### [SET TASK]
In the listing below, how many lines contain the word "Bahn"? Please respond with the number only.

#####

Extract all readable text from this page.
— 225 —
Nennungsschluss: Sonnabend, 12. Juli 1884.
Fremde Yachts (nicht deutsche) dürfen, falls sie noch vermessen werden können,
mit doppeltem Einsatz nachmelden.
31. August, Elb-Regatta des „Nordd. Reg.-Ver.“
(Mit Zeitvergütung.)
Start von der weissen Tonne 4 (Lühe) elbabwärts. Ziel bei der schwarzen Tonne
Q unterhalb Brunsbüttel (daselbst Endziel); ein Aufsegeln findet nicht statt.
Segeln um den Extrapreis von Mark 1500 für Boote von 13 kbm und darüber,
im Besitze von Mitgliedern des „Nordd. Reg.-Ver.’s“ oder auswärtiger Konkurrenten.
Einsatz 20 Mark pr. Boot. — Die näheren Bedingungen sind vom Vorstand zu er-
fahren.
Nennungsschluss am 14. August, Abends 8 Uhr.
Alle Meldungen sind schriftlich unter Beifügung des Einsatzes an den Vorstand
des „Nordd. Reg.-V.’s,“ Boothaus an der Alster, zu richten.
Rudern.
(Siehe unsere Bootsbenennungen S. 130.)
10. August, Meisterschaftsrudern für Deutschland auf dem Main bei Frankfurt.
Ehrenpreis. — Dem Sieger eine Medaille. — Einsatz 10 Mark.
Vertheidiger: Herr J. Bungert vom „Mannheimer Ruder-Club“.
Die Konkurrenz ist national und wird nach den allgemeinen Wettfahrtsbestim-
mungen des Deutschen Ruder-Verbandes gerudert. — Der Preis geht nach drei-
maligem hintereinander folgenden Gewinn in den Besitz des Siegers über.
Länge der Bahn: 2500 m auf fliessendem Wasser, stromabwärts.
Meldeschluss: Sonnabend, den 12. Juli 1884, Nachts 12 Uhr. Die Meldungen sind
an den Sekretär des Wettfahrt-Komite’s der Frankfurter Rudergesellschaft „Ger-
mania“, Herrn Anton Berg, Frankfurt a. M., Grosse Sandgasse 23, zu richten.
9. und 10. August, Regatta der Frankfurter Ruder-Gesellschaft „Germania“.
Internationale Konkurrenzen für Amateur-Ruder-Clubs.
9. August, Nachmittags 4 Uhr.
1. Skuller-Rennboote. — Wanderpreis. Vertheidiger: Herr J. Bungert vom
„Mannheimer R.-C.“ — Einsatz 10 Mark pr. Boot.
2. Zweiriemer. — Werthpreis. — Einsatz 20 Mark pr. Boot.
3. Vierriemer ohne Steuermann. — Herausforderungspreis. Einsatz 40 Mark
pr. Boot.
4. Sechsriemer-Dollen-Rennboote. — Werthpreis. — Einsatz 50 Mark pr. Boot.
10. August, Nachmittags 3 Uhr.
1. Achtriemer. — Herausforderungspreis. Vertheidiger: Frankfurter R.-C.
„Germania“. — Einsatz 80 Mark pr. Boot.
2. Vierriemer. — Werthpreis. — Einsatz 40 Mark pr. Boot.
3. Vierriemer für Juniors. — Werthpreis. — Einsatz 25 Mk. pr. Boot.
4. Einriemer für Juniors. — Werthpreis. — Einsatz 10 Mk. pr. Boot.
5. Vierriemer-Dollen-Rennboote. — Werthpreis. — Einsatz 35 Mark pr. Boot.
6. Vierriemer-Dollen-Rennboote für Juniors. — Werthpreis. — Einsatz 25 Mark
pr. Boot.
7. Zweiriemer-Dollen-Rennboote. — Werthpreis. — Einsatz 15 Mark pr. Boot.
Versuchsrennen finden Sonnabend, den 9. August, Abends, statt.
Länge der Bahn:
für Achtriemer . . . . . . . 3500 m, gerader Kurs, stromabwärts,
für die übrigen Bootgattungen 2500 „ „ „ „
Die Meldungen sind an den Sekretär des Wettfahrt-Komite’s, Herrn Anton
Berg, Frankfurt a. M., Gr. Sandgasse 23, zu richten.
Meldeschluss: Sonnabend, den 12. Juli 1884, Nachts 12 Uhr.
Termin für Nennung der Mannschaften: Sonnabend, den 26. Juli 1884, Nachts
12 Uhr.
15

#####

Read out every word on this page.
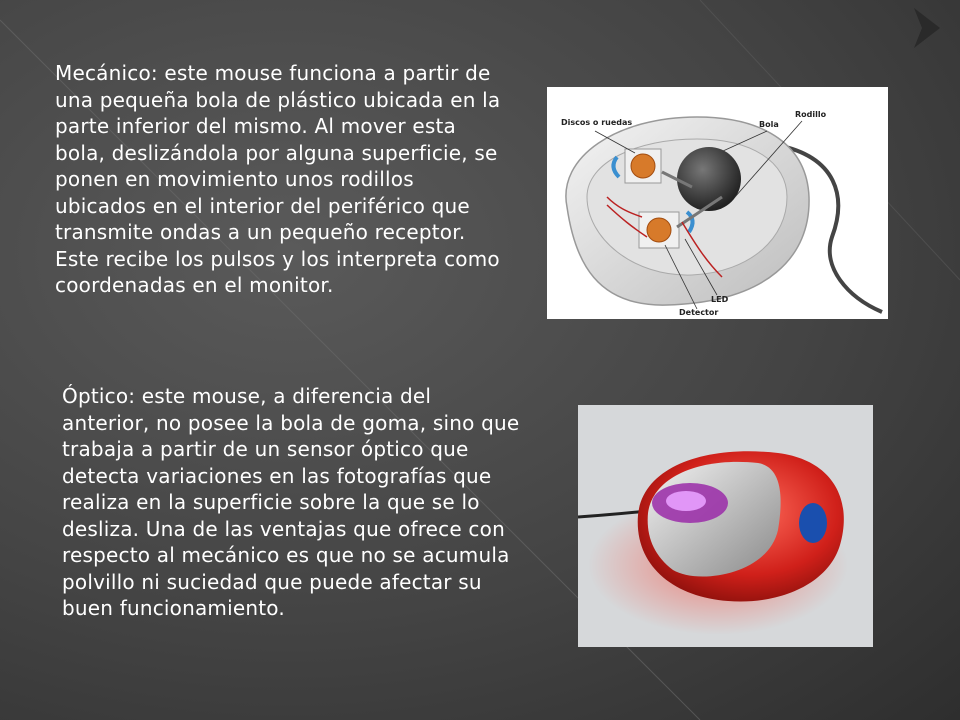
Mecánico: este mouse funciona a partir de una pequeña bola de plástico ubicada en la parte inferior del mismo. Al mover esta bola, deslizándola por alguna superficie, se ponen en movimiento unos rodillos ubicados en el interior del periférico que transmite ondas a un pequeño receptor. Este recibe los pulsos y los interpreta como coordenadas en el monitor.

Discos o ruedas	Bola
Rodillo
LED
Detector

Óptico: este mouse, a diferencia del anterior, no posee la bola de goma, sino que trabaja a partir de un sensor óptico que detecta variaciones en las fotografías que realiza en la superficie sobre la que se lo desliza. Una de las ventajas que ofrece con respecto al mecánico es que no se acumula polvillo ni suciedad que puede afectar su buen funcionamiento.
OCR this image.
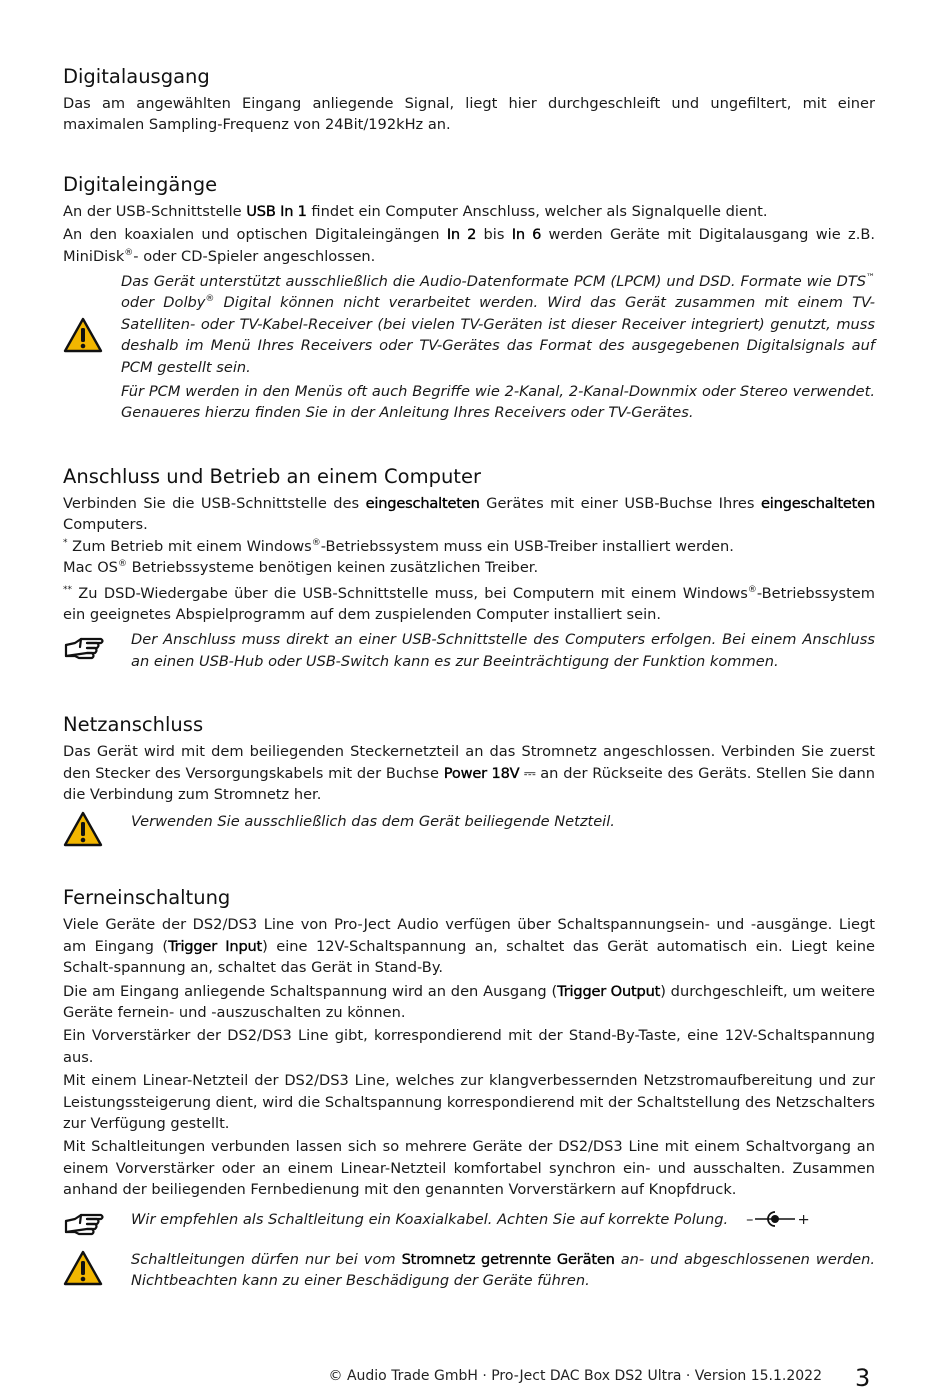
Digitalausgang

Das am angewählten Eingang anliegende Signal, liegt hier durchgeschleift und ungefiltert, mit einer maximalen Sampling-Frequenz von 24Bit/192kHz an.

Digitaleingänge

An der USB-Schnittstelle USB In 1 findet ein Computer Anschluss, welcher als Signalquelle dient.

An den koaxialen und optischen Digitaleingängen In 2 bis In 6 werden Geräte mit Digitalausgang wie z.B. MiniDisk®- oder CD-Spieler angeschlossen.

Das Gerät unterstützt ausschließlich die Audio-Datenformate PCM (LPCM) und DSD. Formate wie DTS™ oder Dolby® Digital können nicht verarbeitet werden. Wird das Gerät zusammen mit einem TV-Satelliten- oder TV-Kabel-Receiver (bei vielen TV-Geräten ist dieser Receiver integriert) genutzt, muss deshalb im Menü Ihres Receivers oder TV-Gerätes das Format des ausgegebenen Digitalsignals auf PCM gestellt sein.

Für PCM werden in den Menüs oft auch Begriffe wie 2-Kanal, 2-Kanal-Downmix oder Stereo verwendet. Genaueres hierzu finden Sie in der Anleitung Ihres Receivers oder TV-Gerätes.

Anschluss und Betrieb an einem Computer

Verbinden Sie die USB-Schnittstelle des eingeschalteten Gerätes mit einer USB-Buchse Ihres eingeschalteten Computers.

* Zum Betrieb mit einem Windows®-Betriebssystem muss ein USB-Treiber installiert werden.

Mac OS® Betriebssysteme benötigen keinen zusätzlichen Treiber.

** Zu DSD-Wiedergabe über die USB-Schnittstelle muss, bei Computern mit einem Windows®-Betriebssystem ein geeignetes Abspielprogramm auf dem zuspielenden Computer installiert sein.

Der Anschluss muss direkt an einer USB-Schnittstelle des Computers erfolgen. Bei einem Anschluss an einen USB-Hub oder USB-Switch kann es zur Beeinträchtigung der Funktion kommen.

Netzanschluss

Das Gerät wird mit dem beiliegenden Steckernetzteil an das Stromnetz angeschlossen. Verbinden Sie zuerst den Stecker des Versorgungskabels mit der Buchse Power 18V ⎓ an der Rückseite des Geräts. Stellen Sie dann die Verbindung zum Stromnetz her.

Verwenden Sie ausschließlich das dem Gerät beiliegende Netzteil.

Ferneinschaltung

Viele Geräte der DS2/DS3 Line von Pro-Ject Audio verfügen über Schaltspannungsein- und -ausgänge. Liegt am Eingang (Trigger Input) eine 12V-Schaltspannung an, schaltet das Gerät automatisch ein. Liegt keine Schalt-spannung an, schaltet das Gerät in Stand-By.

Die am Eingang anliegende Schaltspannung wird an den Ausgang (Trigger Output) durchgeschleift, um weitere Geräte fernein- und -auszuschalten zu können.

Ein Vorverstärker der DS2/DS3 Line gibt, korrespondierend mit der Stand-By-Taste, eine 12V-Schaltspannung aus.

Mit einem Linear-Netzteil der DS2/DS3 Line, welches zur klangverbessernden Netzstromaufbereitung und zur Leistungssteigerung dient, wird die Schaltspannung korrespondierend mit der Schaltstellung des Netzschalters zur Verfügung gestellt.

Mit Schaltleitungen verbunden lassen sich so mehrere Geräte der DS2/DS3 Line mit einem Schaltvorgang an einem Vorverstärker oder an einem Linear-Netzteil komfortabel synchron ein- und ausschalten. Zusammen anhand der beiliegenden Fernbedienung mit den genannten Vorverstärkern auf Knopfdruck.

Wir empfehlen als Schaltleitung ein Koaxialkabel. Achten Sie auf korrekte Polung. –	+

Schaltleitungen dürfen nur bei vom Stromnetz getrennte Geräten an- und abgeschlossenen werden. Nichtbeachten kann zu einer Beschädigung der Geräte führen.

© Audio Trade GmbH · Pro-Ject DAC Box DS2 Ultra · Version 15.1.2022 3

#####

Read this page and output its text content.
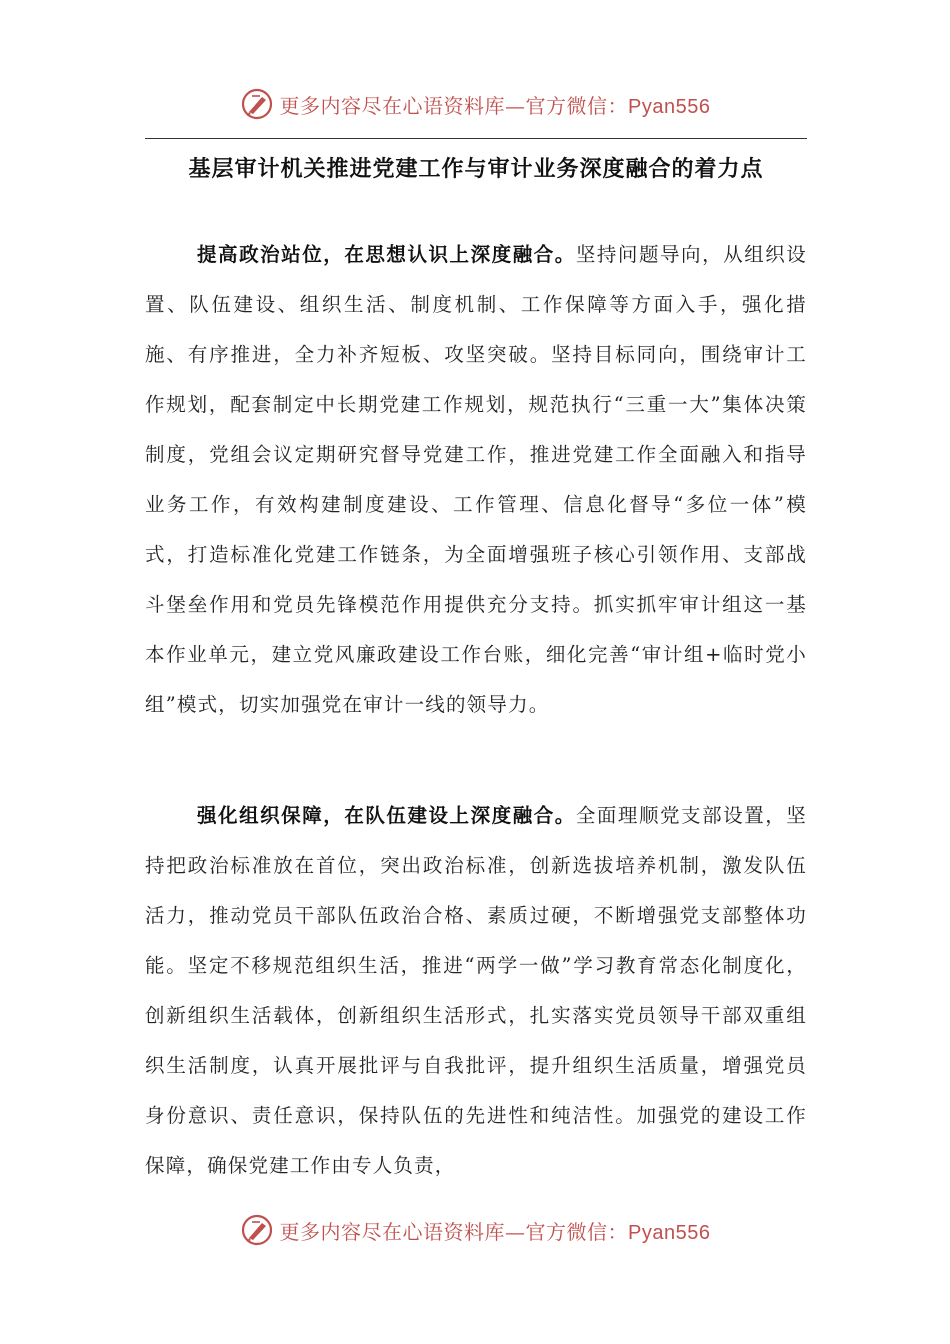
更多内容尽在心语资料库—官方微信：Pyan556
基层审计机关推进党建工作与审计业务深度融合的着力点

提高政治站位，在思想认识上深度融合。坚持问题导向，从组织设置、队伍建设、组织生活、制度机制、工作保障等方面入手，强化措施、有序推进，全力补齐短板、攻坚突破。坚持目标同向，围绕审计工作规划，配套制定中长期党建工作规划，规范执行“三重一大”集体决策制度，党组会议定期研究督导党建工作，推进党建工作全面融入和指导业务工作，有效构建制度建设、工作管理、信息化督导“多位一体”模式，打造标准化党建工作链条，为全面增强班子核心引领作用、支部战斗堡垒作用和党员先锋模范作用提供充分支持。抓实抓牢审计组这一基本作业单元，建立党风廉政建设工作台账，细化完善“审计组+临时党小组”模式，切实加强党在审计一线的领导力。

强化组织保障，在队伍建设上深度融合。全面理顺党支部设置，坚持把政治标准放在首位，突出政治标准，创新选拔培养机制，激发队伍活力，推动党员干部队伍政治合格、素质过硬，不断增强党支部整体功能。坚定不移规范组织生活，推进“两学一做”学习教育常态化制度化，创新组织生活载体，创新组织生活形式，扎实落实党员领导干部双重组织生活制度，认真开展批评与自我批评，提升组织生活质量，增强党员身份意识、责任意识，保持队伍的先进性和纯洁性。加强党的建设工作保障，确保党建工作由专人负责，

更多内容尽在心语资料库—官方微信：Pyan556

#####

### [RESPONSE FOR THIS EXERCISE]
2